— START OF Extracted information —

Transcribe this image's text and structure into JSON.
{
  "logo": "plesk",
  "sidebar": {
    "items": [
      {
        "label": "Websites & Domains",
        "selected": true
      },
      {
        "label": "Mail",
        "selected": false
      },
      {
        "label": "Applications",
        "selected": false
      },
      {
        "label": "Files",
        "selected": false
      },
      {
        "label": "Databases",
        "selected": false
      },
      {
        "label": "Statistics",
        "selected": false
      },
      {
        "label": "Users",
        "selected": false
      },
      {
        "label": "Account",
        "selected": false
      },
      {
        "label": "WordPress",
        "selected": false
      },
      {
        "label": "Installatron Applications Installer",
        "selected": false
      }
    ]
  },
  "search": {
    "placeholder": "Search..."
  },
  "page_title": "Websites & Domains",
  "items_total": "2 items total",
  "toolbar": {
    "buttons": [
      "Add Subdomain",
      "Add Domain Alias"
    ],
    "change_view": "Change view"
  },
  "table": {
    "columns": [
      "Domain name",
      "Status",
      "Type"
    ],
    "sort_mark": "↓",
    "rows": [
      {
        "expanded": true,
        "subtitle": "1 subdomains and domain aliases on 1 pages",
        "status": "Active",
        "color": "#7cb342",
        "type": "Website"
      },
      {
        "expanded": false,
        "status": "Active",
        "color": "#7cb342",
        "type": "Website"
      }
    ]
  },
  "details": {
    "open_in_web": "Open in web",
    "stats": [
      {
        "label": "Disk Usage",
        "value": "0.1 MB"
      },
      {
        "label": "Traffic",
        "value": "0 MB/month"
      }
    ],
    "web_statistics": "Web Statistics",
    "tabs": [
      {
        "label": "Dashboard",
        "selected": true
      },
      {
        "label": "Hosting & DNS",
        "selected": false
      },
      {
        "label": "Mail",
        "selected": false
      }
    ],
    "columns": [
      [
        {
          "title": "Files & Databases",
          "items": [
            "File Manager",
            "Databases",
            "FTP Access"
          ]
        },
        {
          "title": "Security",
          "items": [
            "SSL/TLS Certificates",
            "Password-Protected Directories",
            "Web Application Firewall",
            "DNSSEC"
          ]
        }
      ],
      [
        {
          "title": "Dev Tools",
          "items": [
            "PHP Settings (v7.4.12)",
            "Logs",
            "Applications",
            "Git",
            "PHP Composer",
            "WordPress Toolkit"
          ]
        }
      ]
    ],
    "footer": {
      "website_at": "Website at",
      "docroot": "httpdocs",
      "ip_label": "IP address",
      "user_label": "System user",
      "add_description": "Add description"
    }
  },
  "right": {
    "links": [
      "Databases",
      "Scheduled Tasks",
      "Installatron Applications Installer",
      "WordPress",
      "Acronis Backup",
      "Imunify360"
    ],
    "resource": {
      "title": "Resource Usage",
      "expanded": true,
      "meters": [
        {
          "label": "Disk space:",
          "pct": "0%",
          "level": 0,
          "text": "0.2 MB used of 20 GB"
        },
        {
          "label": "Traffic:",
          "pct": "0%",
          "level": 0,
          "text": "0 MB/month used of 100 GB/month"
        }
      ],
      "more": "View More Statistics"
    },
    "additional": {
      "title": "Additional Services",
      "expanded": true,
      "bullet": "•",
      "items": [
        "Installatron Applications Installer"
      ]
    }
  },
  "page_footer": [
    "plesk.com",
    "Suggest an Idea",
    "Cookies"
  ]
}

— END OF Extracted information —

| Stated problem |
Produce an exact copy of the whole listing.

| Final result |
Transcribe this image's text and structure into JSON.
{
  "logo": "plesk",
  "sidebar": {
    "items": [
      {
        "label": "Websites & Domains",
        "selected": true
      },
      {
        "label": "Mail",
        "selected": false
      },
      {
        "label": "Applications",
        "selected": false
      },
      {
        "label": "Files",
        "selected": false
      },
      {
        "label": "Databases",
        "selected": false
      },
      {
        "label": "Statistics",
        "selected": false
      },
      {
        "label": "Users",
        "selected": false
      },
      {
        "label": "Account",
        "selected": false
      },
      {
        "label": "WordPress",
        "selected": false
      },
      {
        "label": "Installatron Applications Installer",
        "selected": false
      }
    ]
  },
  "search": {
    "placeholder": "Search..."
  },
  "page_title": "Websites & Domains",
  "items_total": "2 items total",
  "toolbar": {
    "buttons": [
      "Add Subdomain",
      "Add Domain Alias"
    ],
    "change_view": "Change view"
  },
  "table": {
    "columns": [
      "Domain name",
      "Status",
      "Type"
    ],
    "sort_mark": "↓",
    "rows": [
      {
        "expanded": true,
        "subtitle": "1 subdomains and domain aliases on 1 pages",
        "status": "Active",
        "color": "#7cb342",
        "type": "Website"
      },
      {
        "expanded": false,
        "status": "Active",
        "color": "#7cb342",
        "type": "Website"
      }
    ]
  },
  "details": {
    "open_in_web": "Open in web",
    "stats": [
      {
        "label": "Disk Usage",
        "value": "0.1 MB"
      },
      {
        "label": "Traffic",
        "value": "0 MB/month"
      }
    ],
    "web_statistics": "Web Statistics",
    "tabs": [
      {
        "label": "Dashboard",
        "selected": true
      },
      {
        "label": "Hosting & DNS",
        "selected": false
      },
      {
        "label": "Mail",
        "selected": false
      }
    ],
    "columns": [
      [
        {
          "title": "Files & Databases",
          "items": [
            "File Manager",
            "Databases",
            "FTP Access"
          ]
        },
        {
          "title": "Security",
          "items": [
            "SSL/TLS Certificates",
            "Password-Protected Directories",
            "Web Application Firewall",
            "DNSSEC"
          ]
        }
      ],
      [
        {
          "title": "Dev Tools",
          "items": [
            "PHP Settings (v7.4.12)",
            "Logs",
            "Applications",
            "Git",
            "PHP Composer",
            "WordPress Toolkit"
          ]
        }
      ]
    ],
    "footer": {
      "website_at": "Website at",
      "docroot": "httpdocs",
      "ip_label": "IP address",
      "user_label": "System user",
      "add_description": "Add description"
    }
  },
  "right": {
    "links": [
      "Databases",
      "Scheduled Tasks",
      "Installatron Applications Installer",
      "WordPress",
      "Acronis Backup",
      "Imunify360"
    ],
    "resource": {
      "title": "Resource Usage",
      "expanded": true,
      "meters": [
        {
          "label": "Disk space:",
          "pct": "0%",
          "level": 0,
          "text": "0.2 MB used of 20 GB"
        },
        {
          "label": "Traffic:",
          "pct": "0%",
          "level": 0,
          "text": "0 MB/month used of 100 GB/month"
        }
      ],
      "more": "View More Statistics"
    },
    "additional": {
      "title": "Additional Services",
      "expanded": true,
      "bullet": "•",
      "items": [
        "Installatron Applications Installer"
      ]
    }
  },
  "page_footer": [
    "plesk.com",
    "Suggest an Idea",
    "Cookies"
  ]
}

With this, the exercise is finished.